Please extract all of the rows below and repeat each of their lines word for word, leaving the pictures out of your answer.
----
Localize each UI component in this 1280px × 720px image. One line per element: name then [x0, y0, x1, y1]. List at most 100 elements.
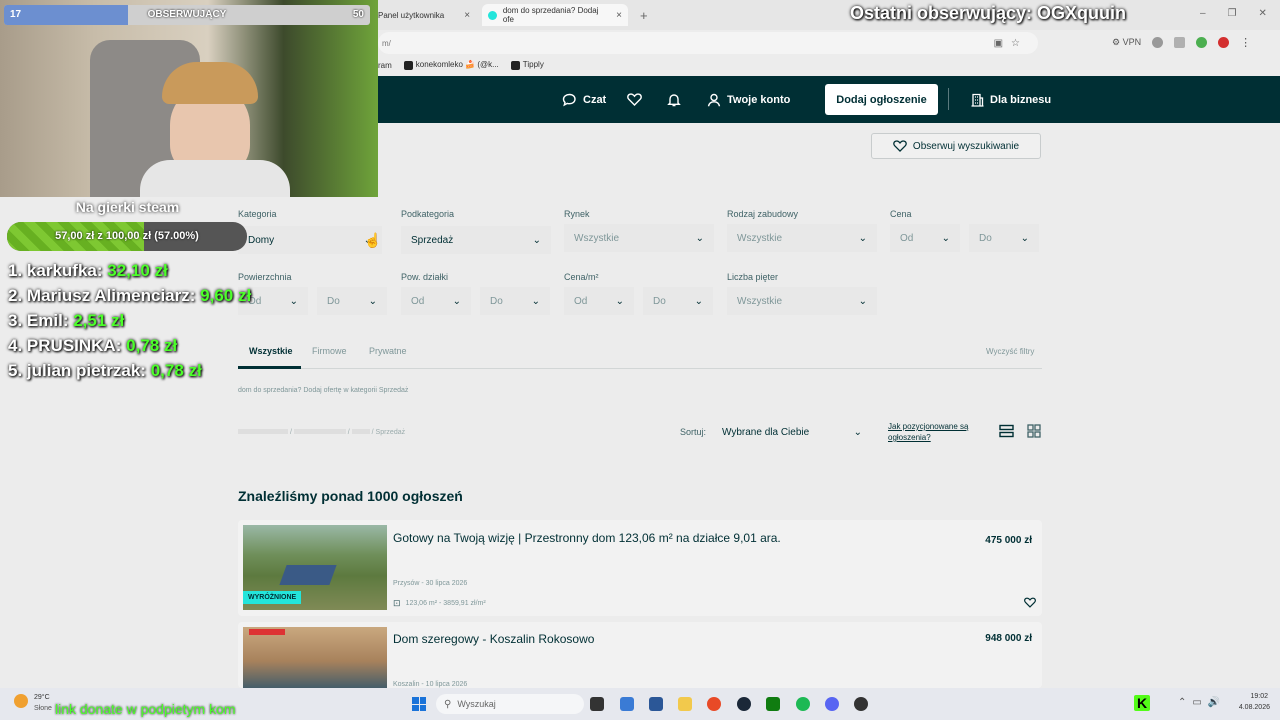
discord-icon[interactable] — [825, 697, 839, 711]
widgets-icon[interactable] — [620, 697, 634, 711]
system-tray-icons[interactable]: ⌃▭🔊 — [1178, 697, 1226, 708]
floors-select[interactable]: Wszystkie ⌄ — [727, 287, 877, 315]
listing-location: Przysów - 30 lipca 2026 — [393, 580, 468, 587]
filter-label-subcategory: Podkategoria — [401, 209, 455, 219]
breadcrumb-item[interactable] — [351, 429, 370, 434]
bookmark-star-icon[interactable]: ▣☆ — [994, 38, 1028, 49]
market-value: Wszystkie — [574, 232, 619, 244]
clock-date[interactable]: 4.08.2026 — [1228, 704, 1270, 711]
close-icon[interactable]: × — [616, 10, 622, 21]
clear-filters-link[interactable]: Wyczyść filtry — [986, 347, 1034, 356]
breadcrumb-item[interactable] — [293, 429, 346, 434]
subcategory-select[interactable]: Sprzedaż ⌄ — [401, 226, 551, 254]
favorites-link[interactable] — [627, 76, 642, 123]
weather-sun-icon — [14, 694, 28, 708]
obs-icon[interactable] — [854, 697, 868, 711]
vpn-badge[interactable]: ⚙ VPN — [1112, 37, 1141, 48]
tipply-icon — [510, 60, 520, 70]
tab-private[interactable]: Prywatne — [369, 346, 407, 356]
top-donor-row: 5. julian pietrzak: 0,78 zł — [8, 361, 202, 381]
follower-goal-label: OBSERWUJĄCY — [147, 9, 227, 20]
close-icon[interactable]: × — [464, 10, 470, 21]
windows-start-icon[interactable] — [412, 697, 426, 711]
browser-tab-listing[interactable]: dom do sprzedania? Dodaj ofe × — [482, 4, 628, 26]
donor-rank: 1. — [8, 261, 23, 280]
task-view-icon[interactable] — [590, 697, 604, 711]
chevron-down-icon: ⌄ — [853, 426, 862, 438]
sort-value: Wybrane dla Ciebie — [722, 426, 810, 438]
sort-select[interactable]: Wybrane dla Ciebie ⌄ — [712, 418, 872, 446]
opera-icon[interactable] — [1218, 37, 1230, 48]
price-to-value: Do — [979, 232, 992, 244]
bookmark-item[interactable]: Tipply — [510, 60, 544, 70]
filter-label-market: Rynek — [564, 209, 590, 219]
file-explorer-icon[interactable] — [678, 697, 692, 711]
taskbar-search-placeholder: Wyszukaj — [457, 699, 496, 709]
extension-icon[interactable] — [1174, 37, 1186, 48]
chevron-down-icon: ⌄ — [532, 234, 541, 246]
listing-photo[interactable] — [243, 627, 387, 688]
new-tab-button[interactable]: + — [634, 4, 654, 26]
xbox-icon[interactable] — [766, 697, 780, 711]
listing-title[interactable]: Gotowy na Twoją wizję | Przestronny dom … — [393, 531, 793, 545]
clock-time[interactable]: 19:02 — [1228, 693, 1268, 700]
steam-icon[interactable] — [737, 697, 751, 711]
firefox-icon[interactable] — [707, 697, 721, 711]
minimize-icon[interactable]: – — [1200, 8, 1206, 19]
top-donor-row: 4. PRUSINKA: 0,78 zł — [8, 336, 177, 356]
donor-amount: 0,78 zł — [126, 336, 178, 355]
listing-meta-text: 123,06 m² - 3859,91 zł/m² — [405, 600, 486, 607]
filter-label-area: Powierzchnia — [238, 272, 292, 282]
price-to-select[interactable]: Do ⌄ — [969, 224, 1039, 252]
favorite-heart-icon[interactable] — [1024, 597, 1036, 608]
price-m2-to-select[interactable]: Do ⌄ — [643, 287, 713, 315]
business-link[interactable]: Dla biznesu — [971, 76, 1051, 123]
tab-label: dom do sprzedania? Dodaj ofe — [502, 6, 599, 24]
listing-title[interactable]: Dom szeregowy - Koszalin Rokosowo — [393, 632, 793, 646]
price-m2-to-value: Do — [653, 295, 666, 307]
store-icon[interactable] — [649, 697, 663, 711]
account-link[interactable]: Twoje konto — [707, 76, 790, 123]
bookmark-item[interactable]: konekomleko 🍰 (@k... — [403, 60, 499, 70]
bookmark-item[interactable]: ram — [378, 61, 392, 70]
positioning-info-link[interactable]: Jak pozycjonowane są ogłoszenia? — [888, 421, 969, 443]
market-select[interactable]: Wszystkie ⌄ — [564, 224, 714, 252]
subcategory-value: Sprzedaż — [411, 234, 454, 246]
shield-icon[interactable] — [1196, 37, 1208, 48]
listing-photo[interactable]: WYRÓŻNIONE — [243, 525, 387, 610]
plot-to-select[interactable]: Do ⌄ — [480, 287, 550, 315]
listing-card[interactable]: Dom szeregowy - Koszalin Rokosowo 948 00… — [238, 622, 1042, 688]
menu-icon[interactable]: ⋮ — [1240, 36, 1251, 49]
list-view-icon[interactable] — [999, 424, 1014, 438]
business-label: Dla biznesu — [990, 93, 1052, 106]
tab-all[interactable]: Wszystkie — [249, 346, 293, 356]
donor-rank: 2. — [8, 286, 23, 305]
listing-price: 475 000 zł — [985, 535, 1032, 546]
category-select[interactable]: Domy ⌄ — [238, 226, 382, 254]
area-to-value: Do — [327, 295, 340, 307]
follow-search-button[interactable]: Obserwuj wyszukiwanie — [871, 133, 1041, 159]
grid-view-icon[interactable] — [1027, 424, 1041, 438]
address-bar[interactable]: m/ ▣☆ — [378, 32, 1038, 54]
building-type-select[interactable]: Wszystkie ⌄ — [727, 224, 877, 252]
notifications-link[interactable] — [667, 76, 681, 123]
chat-link[interactable]: Czat — [562, 76, 606, 123]
spotify-icon[interactable] — [796, 697, 810, 711]
browser-tab-panel[interactable]: Panel użytkownika × — [372, 4, 482, 26]
post-ad-button[interactable]: Dodaj ogłoszenie — [825, 84, 938, 115]
listing-card[interactable]: WYRÓŻNIONE Gotowy na Twoją wizję | Przes… — [238, 520, 1042, 616]
taskbar-search[interactable]: ⚲ Wyszukaj — [436, 694, 584, 714]
weather-desc: Słone — [34, 705, 52, 712]
maximize-icon[interactable]: ❐ — [1228, 8, 1237, 19]
close-window-icon[interactable]: ✕ — [1259, 8, 1267, 19]
price-m2-from-select[interactable]: Od ⌄ — [564, 287, 634, 315]
tab-business[interactable]: Firmowe — [312, 346, 347, 356]
account-label: Twoje konto — [727, 93, 791, 106]
profile-icon[interactable] — [1152, 37, 1164, 48]
area-to-select[interactable]: Do ⌄ — [317, 287, 387, 315]
chevron-down-icon: ⌄ — [694, 295, 703, 307]
price-from-select[interactable]: Od ⌄ — [890, 224, 960, 252]
plot-from-select[interactable]: Od ⌄ — [401, 287, 471, 315]
follower-goal-bar: 17 OBSERWUJĄCY 50 — [4, 5, 370, 25]
breadcrumb-item[interactable] — [238, 429, 288, 434]
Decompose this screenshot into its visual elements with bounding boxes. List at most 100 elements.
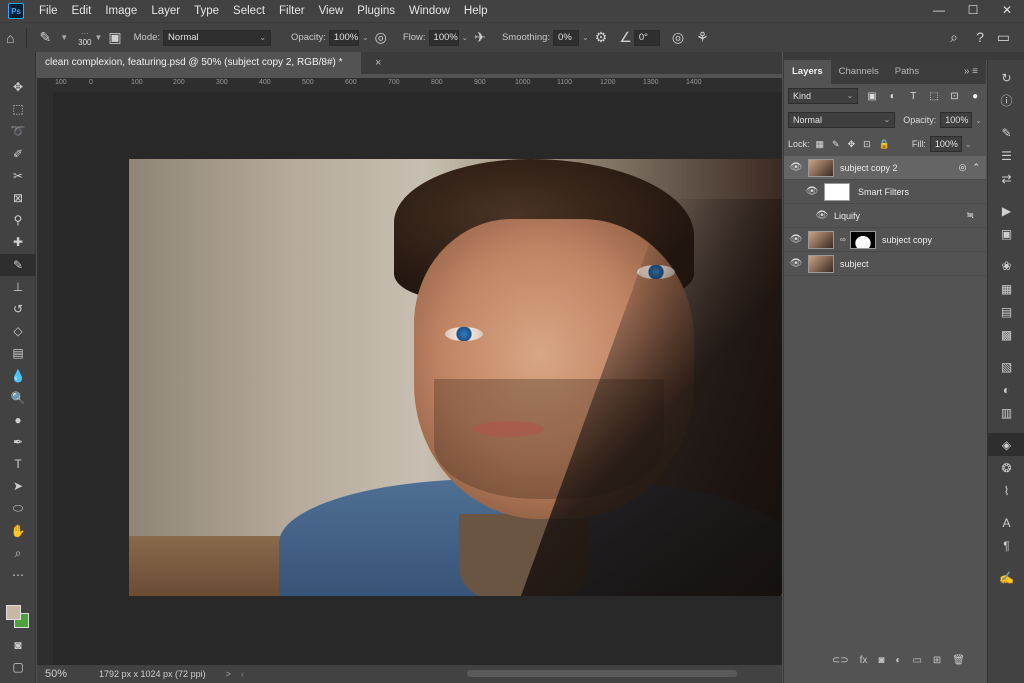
----
Exercise answer
Localize each UI component in this 1280px × 720px image. One line per element: name then [x0, y0, x1, y1]. List at most 100 elements.
discord-icon[interactable] — [825, 697, 839, 711]
widgets-icon[interactable] — [620, 697, 634, 711]
system-tray-icons[interactable]: ⌃▭🔊 — [1178, 697, 1226, 708]
floors-select[interactable]: Wszystkie ⌄ — [727, 287, 877, 315]
listing-location: Przysów - 30 lipca 2026 — [393, 580, 468, 587]
filter-label-subcategory: Podkategoria — [401, 209, 455, 219]
breadcrumb-item[interactable] — [351, 429, 370, 434]
bookmark-star-icon[interactable]: ▣☆ — [994, 38, 1028, 49]
market-value: Wszystkie — [574, 232, 619, 244]
clock-date[interactable]: 4.08.2026 — [1228, 704, 1270, 711]
close-icon[interactable]: × — [616, 10, 622, 21]
clear-filters-link[interactable]: Wyczyść filtry — [986, 347, 1034, 356]
breadcrumb-item[interactable] — [293, 429, 346, 434]
subcategory-select[interactable]: Sprzedaż ⌄ — [401, 226, 551, 254]
favorites-link[interactable] — [627, 76, 642, 123]
weather-sun-icon — [14, 694, 28, 708]
obs-icon[interactable] — [854, 697, 868, 711]
vpn-badge[interactable]: ⚙ VPN — [1112, 37, 1141, 48]
tipply-icon — [510, 60, 520, 70]
tab-private[interactable]: Prywatne — [369, 346, 407, 356]
top-donor-row: 5. julian pietrzak: 0,78 zł — [8, 361, 202, 381]
follower-goal-label: OBSERWUJĄCY — [147, 9, 227, 20]
close-icon[interactable]: × — [464, 10, 470, 21]
windows-start-icon[interactable] — [412, 697, 426, 711]
browser-tab-listing[interactable]: dom do sprzedania? Dodaj ofe × — [482, 4, 628, 26]
donor-rank: 1. — [8, 261, 23, 280]
task-view-icon[interactable] — [590, 697, 604, 711]
chevron-down-icon: ⌄ — [853, 426, 862, 438]
sort-value: Wybrane dla Ciebie — [722, 426, 810, 438]
sort-select[interactable]: Wybrane dla Ciebie ⌄ — [712, 418, 872, 446]
opera-icon[interactable] — [1218, 37, 1230, 48]
price-to-value: Do — [979, 232, 992, 244]
bookmark-item[interactable]: Tipply — [510, 60, 544, 70]
filter-label-market: Rynek — [564, 209, 590, 219]
file-explorer-icon[interactable] — [678, 697, 692, 711]
taskbar-search-placeholder: Wyszukaj — [457, 699, 496, 709]
extension-icon[interactable] — [1174, 37, 1186, 48]
chevron-down-icon: ⌄ — [532, 234, 541, 246]
listing-photo[interactable] — [243, 627, 387, 688]
new-tab-button[interactable]: + — [634, 4, 654, 26]
xbox-icon[interactable] — [766, 697, 780, 711]
listing-title[interactable]: Gotowy na Twoją wizję | Przestronny dom … — [393, 531, 793, 545]
clock-time[interactable]: 19:02 — [1228, 693, 1268, 700]
steam-icon[interactable] — [737, 697, 751, 711]
firefox-icon[interactable] — [707, 697, 721, 711]
minimize-icon[interactable]: – — [1200, 8, 1206, 19]
top-donor-row: 4. PRUSINKA: 0,78 zł — [8, 336, 177, 356]
donor-amount: 0,78 zł — [126, 336, 178, 355]
listing-meta-text: 123,06 m² - 3859,91 zł/m² — [405, 600, 486, 607]
filter-label-area: Powierzchnia — [238, 272, 292, 282]
price-to-select[interactable]: Do ⌄ — [969, 224, 1039, 252]
favorite-heart-icon[interactable] — [1024, 597, 1036, 608]
price-m2-to-select[interactable]: Do ⌄ — [643, 287, 713, 315]
business-link[interactable]: Dla biznesu — [971, 76, 1051, 123]
tab-label: dom do sprzedania? Dodaj ofe — [502, 6, 599, 24]
listing-title[interactable]: Dom szeregowy - Koszalin Rokosowo — [393, 632, 793, 646]
price-m2-to-value: Do — [653, 295, 666, 307]
store-icon[interactable] — [649, 697, 663, 711]
account-link[interactable]: Twoje konto — [707, 76, 790, 123]
bookmark-item[interactable]: konekomleko 🍰 (@k... — [403, 60, 499, 70]
bookmark-item[interactable]: ram — [378, 61, 392, 70]
positioning-info-link[interactable]: Jak pozycjonowane są ogłoszenia? — [888, 421, 969, 443]
market-select[interactable]: Wszystkie ⌄ — [564, 224, 714, 252]
subcategory-value: Sprzedaż — [411, 234, 454, 246]
shield-icon[interactable] — [1196, 37, 1208, 48]
listing-photo[interactable]: WYRÓŻNIONE — [243, 525, 387, 610]
plot-to-select[interactable]: Do ⌄ — [480, 287, 550, 315]
listing-card[interactable]: Dom szeregowy - Koszalin Rokosowo 948 00… — [238, 622, 1042, 688]
menu-icon[interactable]: ⋮ — [1240, 36, 1251, 49]
list-view-icon[interactable] — [999, 424, 1014, 438]
business-label: Dla biznesu — [990, 93, 1052, 106]
tab-all[interactable]: Wszystkie — [249, 346, 293, 356]
donor-rank: 2. — [8, 286, 23, 305]
listing-price: 475 000 zł — [985, 535, 1032, 546]
category-select[interactable]: Domy ⌄ — [238, 226, 382, 254]
area-to-value: Do — [327, 295, 340, 307]
follow-search-button[interactable]: Obserwuj wyszukiwanie — [871, 133, 1041, 159]
grid-view-icon[interactable] — [1027, 424, 1041, 438]
address-bar[interactable]: m/ ▣☆ — [378, 32, 1038, 54]
building-type-select[interactable]: Wszystkie ⌄ — [727, 224, 877, 252]
notifications-link[interactable] — [667, 76, 681, 123]
chat-link[interactable]: Czat — [562, 76, 606, 123]
spotify-icon[interactable] — [796, 697, 810, 711]
browser-tab-panel[interactable]: Panel użytkownika × — [372, 4, 482, 26]
post-ad-button[interactable]: Dodaj ogłoszenie — [825, 84, 938, 115]
listing-card[interactable]: WYRÓŻNIONE Gotowy na Twoją wizję | Przes… — [238, 520, 1042, 616]
taskbar-search[interactable]: ⚲ Wyszukaj — [436, 694, 584, 714]
weather-desc: Słone — [34, 705, 52, 712]
maximize-icon[interactable]: ❐ — [1228, 8, 1237, 19]
close-window-icon[interactable]: ✕ — [1259, 8, 1267, 19]
price-m2-from-select[interactable]: Od ⌄ — [564, 287, 634, 315]
tab-business[interactable]: Firmowe — [312, 346, 347, 356]
account-label: Twoje konto — [727, 93, 791, 106]
profile-icon[interactable] — [1152, 37, 1164, 48]
area-to-select[interactable]: Do ⌄ — [317, 287, 387, 315]
chevron-down-icon: ⌄ — [694, 295, 703, 307]
price-from-select[interactable]: Od ⌄ — [890, 224, 960, 252]
plot-from-select[interactable]: Od ⌄ — [401, 287, 471, 315]
follower-goal-bar: 17 OBSERWUJĄCY 50 — [4, 5, 370, 25]
breadcrumb-item[interactable] — [238, 429, 288, 434]
Decompose this screenshot into its visual elements with bounding boxes. List at most 100 elements.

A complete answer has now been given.